A recent study indicates that performing a Latarjet procedure can lead to an increase in superior shoulder translation in most joint configurations and loading conditions [8]. This highlights the importance of the CAL as a restraint to superior humeral head translation, even in patients with an intact rotator cuff.

There are some reports about regeneration of the CAL [17, 18]. However, these studies were performed in cases of acromioplasty and arthroscopic subacromial decompression. Therefore, it seems important to maintain the integrity of the CAL whenever possible.
=====
Required work>
1) Based on the passage on the CAL, answer yes or no to each statement and quote the words that decide it: (a) a recent study found that the Latarjet procedure can increase superior shoulder translation in most joint configurations and loading conditions; (b) the reports on CAL regeneration come from cases of the Latarjet procedure; (c) the CAL matters as a restraint only in patients whose rotator cuff is not intact.
2) Reproduce a part of the passage on the CAL word for word, starting at the words "A recent study" and ending after the words "intact rotator cuff.".
The data that follows has no connection to the passage on the CAL.
=====
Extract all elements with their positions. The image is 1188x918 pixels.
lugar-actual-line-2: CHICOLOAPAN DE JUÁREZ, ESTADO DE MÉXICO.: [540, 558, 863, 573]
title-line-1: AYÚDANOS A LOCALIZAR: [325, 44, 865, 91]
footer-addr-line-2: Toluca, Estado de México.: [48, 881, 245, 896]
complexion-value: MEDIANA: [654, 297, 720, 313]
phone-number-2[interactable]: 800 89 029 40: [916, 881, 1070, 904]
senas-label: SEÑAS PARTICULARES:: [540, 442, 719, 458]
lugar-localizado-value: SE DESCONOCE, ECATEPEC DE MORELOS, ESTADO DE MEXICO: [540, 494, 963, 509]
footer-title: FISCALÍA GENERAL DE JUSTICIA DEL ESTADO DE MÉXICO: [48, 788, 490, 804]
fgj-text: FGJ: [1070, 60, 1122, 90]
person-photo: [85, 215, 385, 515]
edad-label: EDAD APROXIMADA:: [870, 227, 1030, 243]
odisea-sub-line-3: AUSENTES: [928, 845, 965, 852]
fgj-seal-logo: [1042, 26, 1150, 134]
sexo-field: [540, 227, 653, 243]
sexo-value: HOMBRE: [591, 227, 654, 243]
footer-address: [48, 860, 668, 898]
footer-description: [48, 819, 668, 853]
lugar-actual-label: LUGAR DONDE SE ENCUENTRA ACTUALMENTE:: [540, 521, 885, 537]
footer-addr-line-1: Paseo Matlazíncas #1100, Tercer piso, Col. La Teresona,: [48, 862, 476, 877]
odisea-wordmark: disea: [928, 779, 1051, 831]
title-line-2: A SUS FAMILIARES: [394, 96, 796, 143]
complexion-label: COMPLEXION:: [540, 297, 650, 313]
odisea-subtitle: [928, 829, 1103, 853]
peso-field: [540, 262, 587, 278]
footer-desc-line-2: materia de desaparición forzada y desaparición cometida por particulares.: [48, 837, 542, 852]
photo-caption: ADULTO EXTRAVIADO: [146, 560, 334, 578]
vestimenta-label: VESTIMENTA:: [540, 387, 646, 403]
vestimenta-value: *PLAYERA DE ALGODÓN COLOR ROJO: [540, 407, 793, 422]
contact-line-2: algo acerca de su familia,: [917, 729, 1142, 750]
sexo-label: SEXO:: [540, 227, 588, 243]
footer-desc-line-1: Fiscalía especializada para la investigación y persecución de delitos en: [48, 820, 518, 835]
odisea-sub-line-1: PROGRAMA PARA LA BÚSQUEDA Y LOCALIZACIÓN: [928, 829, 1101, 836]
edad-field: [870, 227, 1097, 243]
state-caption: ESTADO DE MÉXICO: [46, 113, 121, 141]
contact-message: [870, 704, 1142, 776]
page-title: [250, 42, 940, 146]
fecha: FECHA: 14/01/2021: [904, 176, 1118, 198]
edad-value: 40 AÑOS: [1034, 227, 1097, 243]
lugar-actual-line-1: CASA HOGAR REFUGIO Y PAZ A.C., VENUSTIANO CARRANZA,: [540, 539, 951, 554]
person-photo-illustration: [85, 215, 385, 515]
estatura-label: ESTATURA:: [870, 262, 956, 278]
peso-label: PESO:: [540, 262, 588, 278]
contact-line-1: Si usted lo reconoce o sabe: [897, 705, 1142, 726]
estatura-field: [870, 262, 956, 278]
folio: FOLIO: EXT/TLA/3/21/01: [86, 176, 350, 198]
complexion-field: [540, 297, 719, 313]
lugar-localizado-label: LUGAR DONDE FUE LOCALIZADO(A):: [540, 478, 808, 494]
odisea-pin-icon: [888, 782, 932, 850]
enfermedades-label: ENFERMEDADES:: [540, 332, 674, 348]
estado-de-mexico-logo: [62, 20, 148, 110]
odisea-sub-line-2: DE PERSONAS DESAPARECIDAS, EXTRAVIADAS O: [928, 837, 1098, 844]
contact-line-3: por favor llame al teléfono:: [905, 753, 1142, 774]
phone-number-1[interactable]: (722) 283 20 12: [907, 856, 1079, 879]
=====
Your responses>
1)
(a) Yes: "performing a Latarjet procedure can lead to an increase in superior shoulder translation in most joint configurations and loading conditions"
(b) No: "these studies were performed in cases of acromioplasty and arthroscopic subacromial decompression"
(c) No: "even in patients with an intact rotator cuff"

2)
A recent study indicates that performing a Latarjet procedure can lead to an increase in superior shoulder translation in most joint configurations and loading conditions [8]. This highlights the importance of the CAL as a restraint to superior humeral head translation, even in patients with an intact rotator cuff.